_The exercise_
Count up the lines in the following listing that hold the word "page", then give only that count.

(Data listing)
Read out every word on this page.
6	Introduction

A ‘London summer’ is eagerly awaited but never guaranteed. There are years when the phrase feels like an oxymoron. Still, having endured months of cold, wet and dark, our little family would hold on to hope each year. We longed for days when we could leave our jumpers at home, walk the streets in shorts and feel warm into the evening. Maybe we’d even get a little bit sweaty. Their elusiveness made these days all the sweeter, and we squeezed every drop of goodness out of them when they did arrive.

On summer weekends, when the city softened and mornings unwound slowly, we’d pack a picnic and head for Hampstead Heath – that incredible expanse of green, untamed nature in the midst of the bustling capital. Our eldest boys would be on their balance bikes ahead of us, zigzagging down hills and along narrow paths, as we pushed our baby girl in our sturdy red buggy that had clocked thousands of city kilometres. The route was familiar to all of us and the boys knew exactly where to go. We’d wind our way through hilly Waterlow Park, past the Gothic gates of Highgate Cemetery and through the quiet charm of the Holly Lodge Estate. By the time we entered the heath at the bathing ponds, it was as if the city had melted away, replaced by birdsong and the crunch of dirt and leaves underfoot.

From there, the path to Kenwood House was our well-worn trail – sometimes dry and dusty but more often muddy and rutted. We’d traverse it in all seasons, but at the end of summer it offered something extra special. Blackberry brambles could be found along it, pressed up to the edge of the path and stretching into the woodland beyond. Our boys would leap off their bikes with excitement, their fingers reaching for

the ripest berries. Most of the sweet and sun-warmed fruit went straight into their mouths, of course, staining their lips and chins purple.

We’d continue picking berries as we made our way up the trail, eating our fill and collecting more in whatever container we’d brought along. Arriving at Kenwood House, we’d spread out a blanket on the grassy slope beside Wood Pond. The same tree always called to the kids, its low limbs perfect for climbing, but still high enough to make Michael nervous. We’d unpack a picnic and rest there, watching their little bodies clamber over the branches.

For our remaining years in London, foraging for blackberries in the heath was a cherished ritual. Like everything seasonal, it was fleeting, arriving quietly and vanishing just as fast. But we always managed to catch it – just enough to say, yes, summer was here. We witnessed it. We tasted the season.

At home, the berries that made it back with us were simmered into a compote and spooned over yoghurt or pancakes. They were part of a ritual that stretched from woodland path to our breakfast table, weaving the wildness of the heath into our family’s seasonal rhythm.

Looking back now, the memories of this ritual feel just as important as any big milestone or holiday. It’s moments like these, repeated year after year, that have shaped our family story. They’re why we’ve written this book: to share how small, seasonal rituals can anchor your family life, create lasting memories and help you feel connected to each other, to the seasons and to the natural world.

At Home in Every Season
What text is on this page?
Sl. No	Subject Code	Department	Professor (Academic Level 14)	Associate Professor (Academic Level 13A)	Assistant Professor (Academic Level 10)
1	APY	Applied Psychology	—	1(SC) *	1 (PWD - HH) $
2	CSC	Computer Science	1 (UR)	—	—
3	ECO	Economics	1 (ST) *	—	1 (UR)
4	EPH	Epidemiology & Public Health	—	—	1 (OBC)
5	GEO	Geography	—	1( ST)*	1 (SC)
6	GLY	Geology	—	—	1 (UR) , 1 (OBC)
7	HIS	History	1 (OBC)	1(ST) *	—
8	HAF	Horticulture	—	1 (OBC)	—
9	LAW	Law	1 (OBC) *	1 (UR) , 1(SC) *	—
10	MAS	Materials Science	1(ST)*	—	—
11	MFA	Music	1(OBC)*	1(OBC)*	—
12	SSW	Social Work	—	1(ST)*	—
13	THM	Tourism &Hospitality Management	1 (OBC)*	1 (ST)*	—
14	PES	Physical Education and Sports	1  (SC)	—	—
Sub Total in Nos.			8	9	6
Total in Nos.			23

_Problem solution_
2